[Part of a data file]
## start

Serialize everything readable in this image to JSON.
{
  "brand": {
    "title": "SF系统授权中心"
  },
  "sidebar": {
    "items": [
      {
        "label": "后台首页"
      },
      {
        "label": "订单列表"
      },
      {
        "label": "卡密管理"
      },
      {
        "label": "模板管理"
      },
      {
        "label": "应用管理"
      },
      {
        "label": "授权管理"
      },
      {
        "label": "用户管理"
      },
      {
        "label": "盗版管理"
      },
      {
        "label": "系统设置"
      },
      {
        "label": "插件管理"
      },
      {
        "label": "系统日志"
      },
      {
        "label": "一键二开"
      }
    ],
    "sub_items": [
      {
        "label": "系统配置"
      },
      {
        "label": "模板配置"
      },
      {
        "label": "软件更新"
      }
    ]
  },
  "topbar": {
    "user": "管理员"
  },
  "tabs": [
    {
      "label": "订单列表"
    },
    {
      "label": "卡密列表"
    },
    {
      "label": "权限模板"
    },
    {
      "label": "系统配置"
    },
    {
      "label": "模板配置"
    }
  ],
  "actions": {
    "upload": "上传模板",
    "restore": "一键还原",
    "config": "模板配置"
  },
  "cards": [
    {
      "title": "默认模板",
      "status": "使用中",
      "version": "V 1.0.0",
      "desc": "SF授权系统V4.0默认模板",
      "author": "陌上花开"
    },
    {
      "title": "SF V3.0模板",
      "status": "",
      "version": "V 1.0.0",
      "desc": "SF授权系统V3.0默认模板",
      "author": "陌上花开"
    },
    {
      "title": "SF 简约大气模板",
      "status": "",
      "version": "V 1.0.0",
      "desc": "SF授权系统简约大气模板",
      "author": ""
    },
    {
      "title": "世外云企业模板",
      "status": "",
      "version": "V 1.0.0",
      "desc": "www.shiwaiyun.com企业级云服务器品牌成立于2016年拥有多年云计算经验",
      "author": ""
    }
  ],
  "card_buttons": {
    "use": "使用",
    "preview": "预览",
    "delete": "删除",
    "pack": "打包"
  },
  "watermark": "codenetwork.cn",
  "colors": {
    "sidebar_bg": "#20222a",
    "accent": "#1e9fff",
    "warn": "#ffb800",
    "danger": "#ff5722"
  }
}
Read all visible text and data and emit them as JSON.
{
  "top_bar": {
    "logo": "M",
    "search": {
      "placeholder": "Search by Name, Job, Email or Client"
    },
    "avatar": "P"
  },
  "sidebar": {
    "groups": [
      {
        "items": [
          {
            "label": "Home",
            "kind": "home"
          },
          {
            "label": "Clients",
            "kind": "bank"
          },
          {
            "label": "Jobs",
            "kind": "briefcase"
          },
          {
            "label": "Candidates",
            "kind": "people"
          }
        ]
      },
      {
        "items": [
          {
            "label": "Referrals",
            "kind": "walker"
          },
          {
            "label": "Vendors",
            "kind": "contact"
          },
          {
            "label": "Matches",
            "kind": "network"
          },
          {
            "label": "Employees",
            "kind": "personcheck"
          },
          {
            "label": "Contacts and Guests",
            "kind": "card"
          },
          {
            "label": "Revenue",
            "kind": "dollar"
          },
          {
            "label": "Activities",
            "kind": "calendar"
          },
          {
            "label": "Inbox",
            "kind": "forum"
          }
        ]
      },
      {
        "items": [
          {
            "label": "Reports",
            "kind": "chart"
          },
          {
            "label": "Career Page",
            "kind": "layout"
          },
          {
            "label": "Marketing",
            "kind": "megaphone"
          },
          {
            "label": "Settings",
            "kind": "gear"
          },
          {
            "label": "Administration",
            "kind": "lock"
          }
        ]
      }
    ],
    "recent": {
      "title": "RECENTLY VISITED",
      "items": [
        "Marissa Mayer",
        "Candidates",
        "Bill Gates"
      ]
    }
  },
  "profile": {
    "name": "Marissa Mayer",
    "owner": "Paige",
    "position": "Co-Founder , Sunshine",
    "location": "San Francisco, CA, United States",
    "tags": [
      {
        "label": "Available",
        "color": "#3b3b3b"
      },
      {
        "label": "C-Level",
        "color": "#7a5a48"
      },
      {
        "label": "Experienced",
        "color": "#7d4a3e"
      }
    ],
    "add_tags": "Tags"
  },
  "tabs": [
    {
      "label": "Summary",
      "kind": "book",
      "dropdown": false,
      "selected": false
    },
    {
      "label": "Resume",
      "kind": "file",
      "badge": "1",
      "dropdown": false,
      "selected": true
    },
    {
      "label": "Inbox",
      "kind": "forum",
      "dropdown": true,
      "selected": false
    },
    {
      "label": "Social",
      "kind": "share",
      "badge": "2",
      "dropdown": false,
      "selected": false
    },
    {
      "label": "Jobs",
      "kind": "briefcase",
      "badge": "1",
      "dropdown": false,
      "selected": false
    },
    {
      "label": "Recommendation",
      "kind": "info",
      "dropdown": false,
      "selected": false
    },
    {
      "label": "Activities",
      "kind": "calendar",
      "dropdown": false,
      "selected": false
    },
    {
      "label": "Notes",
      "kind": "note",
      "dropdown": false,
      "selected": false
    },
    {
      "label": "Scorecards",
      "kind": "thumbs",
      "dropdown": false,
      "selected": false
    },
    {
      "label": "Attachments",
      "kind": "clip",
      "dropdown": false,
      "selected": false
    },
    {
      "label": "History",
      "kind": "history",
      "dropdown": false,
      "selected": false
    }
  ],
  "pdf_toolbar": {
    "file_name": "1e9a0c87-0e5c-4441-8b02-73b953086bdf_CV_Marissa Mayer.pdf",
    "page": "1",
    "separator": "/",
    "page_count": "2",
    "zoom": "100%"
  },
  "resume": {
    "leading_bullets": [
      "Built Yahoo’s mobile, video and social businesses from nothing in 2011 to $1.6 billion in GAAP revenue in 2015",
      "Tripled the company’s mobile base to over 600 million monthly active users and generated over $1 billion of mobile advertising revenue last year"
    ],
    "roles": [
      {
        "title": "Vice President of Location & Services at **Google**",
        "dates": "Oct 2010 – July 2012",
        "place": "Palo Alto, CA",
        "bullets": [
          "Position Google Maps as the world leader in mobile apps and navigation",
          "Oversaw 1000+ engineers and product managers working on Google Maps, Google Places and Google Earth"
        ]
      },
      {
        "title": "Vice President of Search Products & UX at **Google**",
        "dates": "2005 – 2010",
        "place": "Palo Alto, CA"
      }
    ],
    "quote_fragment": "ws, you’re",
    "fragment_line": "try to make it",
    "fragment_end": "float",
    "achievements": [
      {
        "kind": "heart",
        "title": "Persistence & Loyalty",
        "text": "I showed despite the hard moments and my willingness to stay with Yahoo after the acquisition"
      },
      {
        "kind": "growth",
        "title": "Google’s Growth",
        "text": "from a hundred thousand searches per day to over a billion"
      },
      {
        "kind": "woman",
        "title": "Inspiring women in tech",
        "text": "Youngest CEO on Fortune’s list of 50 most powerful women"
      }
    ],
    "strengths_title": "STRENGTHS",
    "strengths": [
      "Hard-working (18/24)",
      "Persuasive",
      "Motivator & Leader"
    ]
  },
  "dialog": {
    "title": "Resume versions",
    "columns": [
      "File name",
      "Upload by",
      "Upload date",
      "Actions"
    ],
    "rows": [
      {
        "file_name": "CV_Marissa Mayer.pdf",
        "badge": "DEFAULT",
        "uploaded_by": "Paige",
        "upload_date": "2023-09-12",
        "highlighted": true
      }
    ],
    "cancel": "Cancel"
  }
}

## end

§ **Task requirements**
Retype every record above exactly as written.

§ **Response to the exercise**
Serialize everything readable in this image to JSON.
{
  "brand": {
    "title": "SF系统授权中心"
  },
  "sidebar": {
    "items": [
      {
        "label": "后台首页"
      },
      {
        "label": "订单列表"
      },
      {
        "label": "卡密管理"
      },
      {
        "label": "模板管理"
      },
      {
        "label": "应用管理"
      },
      {
        "label": "授权管理"
      },
      {
        "label": "用户管理"
      },
      {
        "label": "盗版管理"
      },
      {
        "label": "系统设置"
      },
      {
        "label": "插件管理"
      },
      {
        "label": "系统日志"
      },
      {
        "label": "一键二开"
      }
    ],
    "sub_items": [
      {
        "label": "系统配置"
      },
      {
        "label": "模板配置"
      },
      {
        "label": "软件更新"
      }
    ]
  },
  "topbar": {
    "user": "管理员"
  },
  "tabs": [
    {
      "label": "订单列表"
    },
    {
      "label": "卡密列表"
    },
    {
      "label": "权限模板"
    },
    {
      "label": "系统配置"
    },
    {
      "label": "模板配置"
    }
  ],
  "actions": {
    "upload": "上传模板",
    "restore": "一键还原",
    "config": "模板配置"
  },
  "cards": [
    {
      "title": "默认模板",
      "status": "使用中",
      "version": "V 1.0.0",
      "desc": "SF授权系统V4.0默认模板",
      "author": "陌上花开"
    },
    {
      "title": "SF V3.0模板",
      "status": "",
      "version": "V 1.0.0",
      "desc": "SF授权系统V3.0默认模板",
      "author": "陌上花开"
    },
    {
      "title": "SF 简约大气模板",
      "status": "",
      "version": "V 1.0.0",
      "desc": "SF授权系统简约大气模板",
      "author": ""
    },
    {
      "title": "世外云企业模板",
      "status": "",
      "version": "V 1.0.0",
      "desc": "www.shiwaiyun.com企业级云服务器品牌成立于2016年拥有多年云计算经验",
      "author": ""
    }
  ],
  "card_buttons": {
    "use": "使用",
    "preview": "预览",
    "delete": "删除",
    "pack": "打包"
  },
  "watermark": "codenetwork.cn",
  "colors": {
    "sidebar_bg": "#20222a",
    "accent": "#1e9fff",
    "warn": "#ffb800",
    "danger": "#ff5722"
  }
}
Read all visible text and data and emit them as JSON.
{
  "top_bar": {
    "logo": "M",
    "search": {
      "placeholder": "Search by Name, Job, Email or Client"
    },
    "avatar": "P"
  },
  "sidebar": {
    "groups": [
      {
        "items": [
          {
            "label": "Home",
            "kind": "home"
          },
          {
            "label": "Clients",
            "kind": "bank"
          },
          {
            "label": "Jobs",
            "kind": "briefcase"
          },
          {
            "label": "Candidates",
            "kind": "people"
          }
        ]
      },
      {
        "items": [
          {
            "label": "Referrals",
            "kind": "walker"
          },
          {
            "label": "Vendors",
            "kind": "contact"
          },
          {
            "label": "Matches",
            "kind": "network"
          },
          {
            "label": "Employees",
            "kind": "personcheck"
          },
          {
            "label": "Contacts and Guests",
            "kind": "card"
          },
          {
            "label": "Revenue",
            "kind": "dollar"
          },
          {
            "label": "Activities",
            "kind": "calendar"
          },
          {
            "label": "Inbox",
            "kind": "forum"
          }
        ]
      },
      {
        "items": [
          {
            "label": "Reports",
            "kind": "chart"
          },
          {
            "label": "Career Page",
            "kind": "layout"
          },
          {
            "label": "Marketing",
            "kind": "megaphone"
          },
          {
            "label": "Settings",
            "kind": "gear"
          },
          {
            "label": "Administration",
            "kind": "lock"
          }
        ]
      }
    ],
    "recent": {
      "title": "RECENTLY VISITED",
      "items": [
        "Marissa Mayer",
        "Candidates",
        "Bill Gates"
      ]
    }
  },
  "profile": {
    "name": "Marissa Mayer",
    "owner": "Paige",
    "position": "Co-Founder , Sunshine",
    "location": "San Francisco, CA, United States",
    "tags": [
      {
        "label": "Available",
        "color": "#3b3b3b"
      },
      {
        "label": "C-Level",
        "color": "#7a5a48"
      },
      {
        "label": "Experienced",
        "color": "#7d4a3e"
      }
    ],
    "add_tags": "Tags"
  },
  "tabs": [
    {
      "label": "Summary",
      "kind": "book",
      "dropdown": false,
      "selected": false
    },
    {
      "label": "Resume",
      "kind": "file",
      "badge": "1",
      "dropdown": false,
      "selected": true
    },
    {
      "label": "Inbox",
      "kind": "forum",
      "dropdown": true,
      "selected": false
    },
    {
      "label": "Social",
      "kind": "share",
      "badge": "2",
      "dropdown": false,
      "selected": false
    },
    {
      "label": "Jobs",
      "kind": "briefcase",
      "badge": "1",
      "dropdown": false,
      "selected": false
    },
    {
      "label": "Recommendation",
      "kind": "info",
      "dropdown": false,
      "selected": false
    },
    {
      "label": "Activities",
      "kind": "calendar",
      "dropdown": false,
      "selected": false
    },
    {
      "label": "Notes",
      "kind": "note",
      "dropdown": false,
      "selected": false
    },
    {
      "label": "Scorecards",
      "kind": "thumbs",
      "dropdown": false,
      "selected": false
    },
    {
      "label": "Attachments",
      "kind": "clip",
      "dropdown": false,
      "selected": false
    },
    {
      "label": "History",
      "kind": "history",
      "dropdown": false,
      "selected": false
    }
  ],
  "pdf_toolbar": {
    "file_name": "1e9a0c87-0e5c-4441-8b02-73b953086bdf_CV_Marissa Mayer.pdf",
    "page": "1",
    "separator": "/",
    "page_count": "2",
    "zoom": "100%"
  },
  "resume": {
    "leading_bullets": [
      "Built Yahoo’s mobile, video and social businesses from nothing in 2011 to $1.6 billion in GAAP revenue in 2015",
      "Tripled the company’s mobile base to over 600 million monthly active users and generated over $1 billion of mobile advertising revenue last year"
    ],
    "roles": [
      {
        "title": "Vice President of Location & Services at **Google**",
        "dates": "Oct 2010 – July 2012",
        "place": "Palo Alto, CA",
        "bullets": [
          "Position Google Maps as the world leader in mobile apps and navigation",
          "Oversaw 1000+ engineers and product managers working on Google Maps, Google Places and Google Earth"
        ]
      },
      {
        "title": "Vice President of Search Products & UX at **Google**",
        "dates": "2005 – 2010",
        "place": "Palo Alto, CA"
      }
    ],
    "quote_fragment": "ws, you’re",
    "fragment_line": "try to make it",
    "fragment_end": "float",
    "achievements": [
      {
        "kind": "heart",
        "title": "Persistence & Loyalty",
        "text": "I showed despite the hard moments and my willingness to stay with Yahoo after the acquisition"
      },
      {
        "kind": "growth",
        "title": "Google’s Growth",
        "text": "from a hundred thousand searches per day to over a billion"
      },
      {
        "kind": "woman",
        "title": "Inspiring women in tech",
        "text": "Youngest CEO on Fortune’s list of 50 most powerful women"
      }
    ],
    "strengths_title": "STRENGTHS",
    "strengths": [
      "Hard-working (18/24)",
      "Persuasive",
      "Motivator & Leader"
    ]
  },
  "dialog": {
    "title": "Resume versions",
    "columns": [
      "File name",
      "Upload by",
      "Upload date",
      "Actions"
    ],
    "rows": [
      {
        "file_name": "CV_Marissa Mayer.pdf",
        "badge": "DEFAULT",
        "uploaded_by": "Paige",
        "upload_date": "2023-09-12",
        "highlighted": true
      }
    ],
    "cancel": "Cancel"
  }
}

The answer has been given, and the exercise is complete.